[Figure content listings]
###

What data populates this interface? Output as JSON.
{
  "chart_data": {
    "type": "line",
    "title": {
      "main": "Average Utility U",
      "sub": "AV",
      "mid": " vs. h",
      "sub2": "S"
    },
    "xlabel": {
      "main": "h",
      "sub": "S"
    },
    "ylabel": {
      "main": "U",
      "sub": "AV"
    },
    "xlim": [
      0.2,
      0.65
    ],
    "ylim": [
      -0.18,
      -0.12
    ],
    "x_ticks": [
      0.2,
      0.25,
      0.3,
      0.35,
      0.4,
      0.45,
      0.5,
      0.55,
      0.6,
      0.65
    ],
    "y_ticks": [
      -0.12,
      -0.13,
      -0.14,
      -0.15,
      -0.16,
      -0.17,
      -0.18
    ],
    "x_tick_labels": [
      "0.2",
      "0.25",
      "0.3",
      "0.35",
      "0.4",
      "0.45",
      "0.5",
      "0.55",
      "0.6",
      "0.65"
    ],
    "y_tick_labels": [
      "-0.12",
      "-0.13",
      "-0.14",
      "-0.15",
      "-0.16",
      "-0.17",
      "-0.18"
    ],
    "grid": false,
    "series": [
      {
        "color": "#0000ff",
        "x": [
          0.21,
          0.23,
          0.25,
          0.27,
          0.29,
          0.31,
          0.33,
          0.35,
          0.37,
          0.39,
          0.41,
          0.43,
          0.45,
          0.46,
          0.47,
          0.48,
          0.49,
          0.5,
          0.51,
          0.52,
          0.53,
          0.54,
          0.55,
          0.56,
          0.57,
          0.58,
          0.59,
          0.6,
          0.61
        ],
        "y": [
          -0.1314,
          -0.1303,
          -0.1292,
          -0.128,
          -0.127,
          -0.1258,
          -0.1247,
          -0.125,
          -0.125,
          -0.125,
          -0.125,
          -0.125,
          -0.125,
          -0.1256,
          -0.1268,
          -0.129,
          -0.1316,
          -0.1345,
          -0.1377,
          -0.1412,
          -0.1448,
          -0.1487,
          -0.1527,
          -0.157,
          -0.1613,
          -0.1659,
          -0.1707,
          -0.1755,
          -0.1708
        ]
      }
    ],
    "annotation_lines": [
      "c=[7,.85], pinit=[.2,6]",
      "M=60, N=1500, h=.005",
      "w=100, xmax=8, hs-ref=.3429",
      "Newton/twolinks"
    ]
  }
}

###

◆ Work required ◆
Each line of the listing above should be output exactly.

◆ Solution for this exercise ◆
What data populates this interface? Output as JSON.
{
  "chart_data": {
    "type": "line",
    "title": {
      "main": "Average Utility U",
      "sub": "AV",
      "mid": " vs. h",
      "sub2": "S"
    },
    "xlabel": {
      "main": "h",
      "sub": "S"
    },
    "ylabel": {
      "main": "U",
      "sub": "AV"
    },
    "xlim": [
      0.2,
      0.65
    ],
    "ylim": [
      -0.18,
      -0.12
    ],
    "x_ticks": [
      0.2,
      0.25,
      0.3,
      0.35,
      0.4,
      0.45,
      0.5,
      0.55,
      0.6,
      0.65
    ],
    "y_ticks": [
      -0.12,
      -0.13,
      -0.14,
      -0.15,
      -0.16,
      -0.17,
      -0.18
    ],
    "x_tick_labels": [
      "0.2",
      "0.25",
      "0.3",
      "0.35",
      "0.4",
      "0.45",
      "0.5",
      "0.55",
      "0.6",
      "0.65"
    ],
    "y_tick_labels": [
      "-0.12",
      "-0.13",
      "-0.14",
      "-0.15",
      "-0.16",
      "-0.17",
      "-0.18"
    ],
    "grid": false,
    "series": [
      {
        "color": "#0000ff",
        "x": [
          0.21,
          0.23,
          0.25,
          0.27,
          0.29,
          0.31,
          0.33,
          0.35,
          0.37,
          0.39,
          0.41,
          0.43,
          0.45,
          0.46,
          0.47,
          0.48,
          0.49,
          0.5,
          0.51,
          0.52,
          0.53,
          0.54,
          0.55,
          0.56,
          0.57,
          0.58,
          0.59,
          0.6,
          0.61
        ],
        "y": [
          -0.1314,
          -0.1303,
          -0.1292,
          -0.128,
          -0.127,
          -0.1258,
          -0.1247,
          -0.125,
          -0.125,
          -0.125,
          -0.125,
          -0.125,
          -0.125,
          -0.1256,
          -0.1268,
          -0.129,
          -0.1316,
          -0.1345,
          -0.1377,
          -0.1412,
          -0.1448,
          -0.1487,
          -0.1527,
          -0.157,
          -0.1613,
          -0.1659,
          -0.1707,
          -0.1755,
          -0.1708
        ]
      }
    ],
    "annotation_lines": [
      "c=[7,.85], pinit=[.2,6]",
      "M=60, N=1500, h=.005",
      "w=100, xmax=8, hs-ref=.3429",
      "Newton/twolinks"
    ]
  }
}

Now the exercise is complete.